• **Required work**: Write out the entries again exactly as they are given.

+++ Records to process +++

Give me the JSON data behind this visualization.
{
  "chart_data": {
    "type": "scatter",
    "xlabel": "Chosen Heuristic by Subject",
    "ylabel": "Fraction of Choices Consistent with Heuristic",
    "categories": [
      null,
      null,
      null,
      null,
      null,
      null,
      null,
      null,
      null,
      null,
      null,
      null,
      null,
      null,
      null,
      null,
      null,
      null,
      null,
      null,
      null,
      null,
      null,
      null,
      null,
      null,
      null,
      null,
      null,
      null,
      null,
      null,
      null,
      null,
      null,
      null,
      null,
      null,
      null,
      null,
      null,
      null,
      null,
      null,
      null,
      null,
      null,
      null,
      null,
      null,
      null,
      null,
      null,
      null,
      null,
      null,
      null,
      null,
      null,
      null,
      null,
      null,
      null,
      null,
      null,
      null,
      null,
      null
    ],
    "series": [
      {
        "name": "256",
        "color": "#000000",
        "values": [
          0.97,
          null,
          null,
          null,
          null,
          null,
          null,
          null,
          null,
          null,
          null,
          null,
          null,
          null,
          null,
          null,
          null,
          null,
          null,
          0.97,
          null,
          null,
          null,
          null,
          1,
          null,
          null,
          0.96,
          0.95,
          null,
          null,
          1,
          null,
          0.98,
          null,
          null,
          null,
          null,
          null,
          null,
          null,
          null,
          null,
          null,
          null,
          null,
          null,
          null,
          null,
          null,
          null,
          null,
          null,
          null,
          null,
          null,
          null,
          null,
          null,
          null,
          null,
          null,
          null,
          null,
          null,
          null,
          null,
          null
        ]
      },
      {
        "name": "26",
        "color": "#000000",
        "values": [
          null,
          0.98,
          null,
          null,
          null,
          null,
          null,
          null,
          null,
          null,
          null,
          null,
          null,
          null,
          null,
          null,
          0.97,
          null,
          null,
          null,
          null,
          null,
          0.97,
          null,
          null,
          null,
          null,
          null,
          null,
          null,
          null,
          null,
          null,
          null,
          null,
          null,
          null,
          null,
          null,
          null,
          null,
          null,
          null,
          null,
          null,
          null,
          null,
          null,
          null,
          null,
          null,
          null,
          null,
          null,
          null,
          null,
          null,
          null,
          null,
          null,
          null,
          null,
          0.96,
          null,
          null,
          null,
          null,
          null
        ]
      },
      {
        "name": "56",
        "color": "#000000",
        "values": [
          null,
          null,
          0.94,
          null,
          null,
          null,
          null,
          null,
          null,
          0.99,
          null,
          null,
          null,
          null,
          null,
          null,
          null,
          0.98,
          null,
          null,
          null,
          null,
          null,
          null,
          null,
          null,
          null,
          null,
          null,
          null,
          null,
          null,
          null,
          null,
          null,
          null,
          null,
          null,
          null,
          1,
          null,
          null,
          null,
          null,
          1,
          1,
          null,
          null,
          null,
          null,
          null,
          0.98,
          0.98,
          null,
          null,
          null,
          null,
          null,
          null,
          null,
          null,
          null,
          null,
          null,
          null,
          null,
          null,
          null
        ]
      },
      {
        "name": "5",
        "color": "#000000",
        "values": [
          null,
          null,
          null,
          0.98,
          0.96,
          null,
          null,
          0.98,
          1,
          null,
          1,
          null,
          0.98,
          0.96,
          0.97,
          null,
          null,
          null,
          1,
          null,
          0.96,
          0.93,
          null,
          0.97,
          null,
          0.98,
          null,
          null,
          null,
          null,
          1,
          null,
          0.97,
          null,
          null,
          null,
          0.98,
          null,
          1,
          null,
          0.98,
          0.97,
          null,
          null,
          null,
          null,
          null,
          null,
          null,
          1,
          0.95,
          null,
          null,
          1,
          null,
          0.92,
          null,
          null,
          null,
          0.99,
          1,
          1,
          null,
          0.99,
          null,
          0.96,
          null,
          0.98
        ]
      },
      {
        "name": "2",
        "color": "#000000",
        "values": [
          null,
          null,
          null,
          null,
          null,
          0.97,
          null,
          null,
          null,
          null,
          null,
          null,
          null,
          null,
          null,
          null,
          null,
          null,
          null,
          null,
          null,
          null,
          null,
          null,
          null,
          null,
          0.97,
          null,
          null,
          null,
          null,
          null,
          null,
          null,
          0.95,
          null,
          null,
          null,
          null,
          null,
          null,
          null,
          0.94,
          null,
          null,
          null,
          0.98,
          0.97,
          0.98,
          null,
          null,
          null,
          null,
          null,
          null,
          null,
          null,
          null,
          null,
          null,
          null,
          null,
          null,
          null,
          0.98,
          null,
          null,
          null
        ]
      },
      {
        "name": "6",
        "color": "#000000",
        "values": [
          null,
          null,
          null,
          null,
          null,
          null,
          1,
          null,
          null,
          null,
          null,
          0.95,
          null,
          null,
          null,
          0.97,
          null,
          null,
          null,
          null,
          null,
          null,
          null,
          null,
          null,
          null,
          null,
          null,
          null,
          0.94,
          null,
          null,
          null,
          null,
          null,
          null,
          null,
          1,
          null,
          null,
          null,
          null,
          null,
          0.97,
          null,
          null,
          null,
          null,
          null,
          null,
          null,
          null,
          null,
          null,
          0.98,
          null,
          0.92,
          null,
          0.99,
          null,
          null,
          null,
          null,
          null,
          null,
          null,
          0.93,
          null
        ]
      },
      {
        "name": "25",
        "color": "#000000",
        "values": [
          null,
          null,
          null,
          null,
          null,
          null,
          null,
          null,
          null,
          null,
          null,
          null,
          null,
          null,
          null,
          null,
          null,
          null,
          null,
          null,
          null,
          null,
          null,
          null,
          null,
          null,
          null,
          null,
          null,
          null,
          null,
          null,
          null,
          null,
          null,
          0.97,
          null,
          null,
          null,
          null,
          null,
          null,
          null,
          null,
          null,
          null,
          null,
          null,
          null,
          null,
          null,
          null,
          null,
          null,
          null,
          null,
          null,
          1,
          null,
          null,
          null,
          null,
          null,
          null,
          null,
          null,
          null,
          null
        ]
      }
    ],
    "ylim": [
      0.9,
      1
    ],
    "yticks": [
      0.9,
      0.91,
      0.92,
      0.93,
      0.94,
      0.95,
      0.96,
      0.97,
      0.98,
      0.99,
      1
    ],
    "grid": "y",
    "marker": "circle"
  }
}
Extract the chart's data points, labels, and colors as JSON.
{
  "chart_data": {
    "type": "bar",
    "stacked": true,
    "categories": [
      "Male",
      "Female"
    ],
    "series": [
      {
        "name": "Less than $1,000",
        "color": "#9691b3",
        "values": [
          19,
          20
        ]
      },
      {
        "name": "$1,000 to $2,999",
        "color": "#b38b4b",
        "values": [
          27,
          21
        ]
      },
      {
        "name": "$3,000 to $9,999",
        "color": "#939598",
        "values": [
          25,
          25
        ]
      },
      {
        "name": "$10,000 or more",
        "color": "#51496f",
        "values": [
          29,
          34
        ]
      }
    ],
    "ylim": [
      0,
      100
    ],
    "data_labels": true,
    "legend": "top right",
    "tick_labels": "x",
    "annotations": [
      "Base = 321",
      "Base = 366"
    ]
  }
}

+++

• **The output**:
Give me the JSON data behind this visualization.
{
  "chart_data": {
    "type": "scatter",
    "xlabel": "Chosen Heuristic by Subject",
    "ylabel": "Fraction of Choices Consistent with Heuristic",
    "categories": [
      null,
      null,
      null,
      null,
      null,
      null,
      null,
      null,
      null,
      null,
      null,
      null,
      null,
      null,
      null,
      null,
      null,
      null,
      null,
      null,
      null,
      null,
      null,
      null,
      null,
      null,
      null,
      null,
      null,
      null,
      null,
      null,
      null,
      null,
      null,
      null,
      null,
      null,
      null,
      null,
      null,
      null,
      null,
      null,
      null,
      null,
      null,
      null,
      null,
      null,
      null,
      null,
      null,
      null,
      null,
      null,
      null,
      null,
      null,
      null,
      null,
      null,
      null,
      null,
      null,
      null,
      null,
      null
    ],
    "series": [
      {
        "name": "256",
        "color": "#000000",
        "values": [
          0.97,
          null,
          null,
          null,
          null,
          null,
          null,
          null,
          null,
          null,
          null,
          null,
          null,
          null,
          null,
          null,
          null,
          null,
          null,
          0.97,
          null,
          null,
          null,
          null,
          1,
          null,
          null,
          0.96,
          0.95,
          null,
          null,
          1,
          null,
          0.98,
          null,
          null,
          null,
          null,
          null,
          null,
          null,
          null,
          null,
          null,
          null,
          null,
          null,
          null,
          null,
          null,
          null,
          null,
          null,
          null,
          null,
          null,
          null,
          null,
          null,
          null,
          null,
          null,
          null,
          null,
          null,
          null,
          null,
          null
        ]
      },
      {
        "name": "26",
        "color": "#000000",
        "values": [
          null,
          0.98,
          null,
          null,
          null,
          null,
          null,
          null,
          null,
          null,
          null,
          null,
          null,
          null,
          null,
          null,
          0.97,
          null,
          null,
          null,
          null,
          null,
          0.97,
          null,
          null,
          null,
          null,
          null,
          null,
          null,
          null,
          null,
          null,
          null,
          null,
          null,
          null,
          null,
          null,
          null,
          null,
          null,
          null,
          null,
          null,
          null,
          null,
          null,
          null,
          null,
          null,
          null,
          null,
          null,
          null,
          null,
          null,
          null,
          null,
          null,
          null,
          null,
          0.96,
          null,
          null,
          null,
          null,
          null
        ]
      },
      {
        "name": "56",
        "color": "#000000",
        "values": [
          null,
          null,
          0.94,
          null,
          null,
          null,
          null,
          null,
          null,
          0.99,
          null,
          null,
          null,
          null,
          null,
          null,
          null,
          0.98,
          null,
          null,
          null,
          null,
          null,
          null,
          null,
          null,
          null,
          null,
          null,
          null,
          null,
          null,
          null,
          null,
          null,
          null,
          null,
          null,
          null,
          1,
          null,
          null,
          null,
          null,
          1,
          1,
          null,
          null,
          null,
          null,
          null,
          0.98,
          0.98,
          null,
          null,
          null,
          null,
          null,
          null,
          null,
          null,
          null,
          null,
          null,
          null,
          null,
          null,
          null
        ]
      },
      {
        "name": "5",
        "color": "#000000",
        "values": [
          null,
          null,
          null,
          0.98,
          0.96,
          null,
          null,
          0.98,
          1,
          null,
          1,
          null,
          0.98,
          0.96,
          0.97,
          null,
          null,
          null,
          1,
          null,
          0.96,
          0.93,
          null,
          0.97,
          null,
          0.98,
          null,
          null,
          null,
          null,
          1,
          null,
          0.97,
          null,
          null,
          null,
          0.98,
          null,
          1,
          null,
          0.98,
          0.97,
          null,
          null,
          null,
          null,
          null,
          null,
          null,
          1,
          0.95,
          null,
          null,
          1,
          null,
          0.92,
          null,
          null,
          null,
          0.99,
          1,
          1,
          null,
          0.99,
          null,
          0.96,
          null,
          0.98
        ]
      },
      {
        "name": "2",
        "color": "#000000",
        "values": [
          null,
          null,
          null,
          null,
          null,
          0.97,
          null,
          null,
          null,
          null,
          null,
          null,
          null,
          null,
          null,
          null,
          null,
          null,
          null,
          null,
          null,
          null,
          null,
          null,
          null,
          null,
          0.97,
          null,
          null,
          null,
          null,
          null,
          null,
          null,
          0.95,
          null,
          null,
          null,
          null,
          null,
          null,
          null,
          0.94,
          null,
          null,
          null,
          0.98,
          0.97,
          0.98,
          null,
          null,
          null,
          null,
          null,
          null,
          null,
          null,
          null,
          null,
          null,
          null,
          null,
          null,
          null,
          0.98,
          null,
          null,
          null
        ]
      },
      {
        "name": "6",
        "color": "#000000",
        "values": [
          null,
          null,
          null,
          null,
          null,
          null,
          1,
          null,
          null,
          null,
          null,
          0.95,
          null,
          null,
          null,
          0.97,
          null,
          null,
          null,
          null,
          null,
          null,
          null,
          null,
          null,
          null,
          null,
          null,
          null,
          0.94,
          null,
          null,
          null,
          null,
          null,
          null,
          null,
          1,
          null,
          null,
          null,
          null,
          null,
          0.97,
          null,
          null,
          null,
          null,
          null,
          null,
          null,
          null,
          null,
          null,
          0.98,
          null,
          0.92,
          null,
          0.99,
          null,
          null,
          null,
          null,
          null,
          null,
          null,
          0.93,
          null
        ]
      },
      {
        "name": "25",
        "color": "#000000",
        "values": [
          null,
          null,
          null,
          null,
          null,
          null,
          null,
          null,
          null,
          null,
          null,
          null,
          null,
          null,
          null,
          null,
          null,
          null,
          null,
          null,
          null,
          null,
          null,
          null,
          null,
          null,
          null,
          null,
          null,
          null,
          null,
          null,
          null,
          null,
          null,
          0.97,
          null,
          null,
          null,
          null,
          null,
          null,
          null,
          null,
          null,
          null,
          null,
          null,
          null,
          null,
          null,
          null,
          null,
          null,
          null,
          null,
          null,
          1,
          null,
          null,
          null,
          null,
          null,
          null,
          null,
          null,
          null,
          null
        ]
      }
    ],
    "ylim": [
      0.9,
      1
    ],
    "yticks": [
      0.9,
      0.91,
      0.92,
      0.93,
      0.94,
      0.95,
      0.96,
      0.97,
      0.98,
      0.99,
      1
    ],
    "grid": "y",
    "marker": "circle"
  }
}
Extract the chart's data points, labels, and colors as JSON.
{
  "chart_data": {
    "type": "bar",
    "stacked": true,
    "categories": [
      "Male",
      "Female"
    ],
    "series": [
      {
        "name": "Less than $1,000",
        "color": "#9691b3",
        "values": [
          19,
          20
        ]
      },
      {
        "name": "$1,000 to $2,999",
        "color": "#b38b4b",
        "values": [
          27,
          21
        ]
      },
      {
        "name": "$3,000 to $9,999",
        "color": "#939598",
        "values": [
          25,
          25
        ]
      },
      {
        "name": "$10,000 or more",
        "color": "#51496f",
        "values": [
          29,
          34
        ]
      }
    ],
    "ylim": [
      0,
      100
    ],
    "data_labels": true,
    "legend": "top right",
    "tick_labels": "x",
    "annotations": [
      "Base = 321",
      "Base = 366"
    ]
  }
}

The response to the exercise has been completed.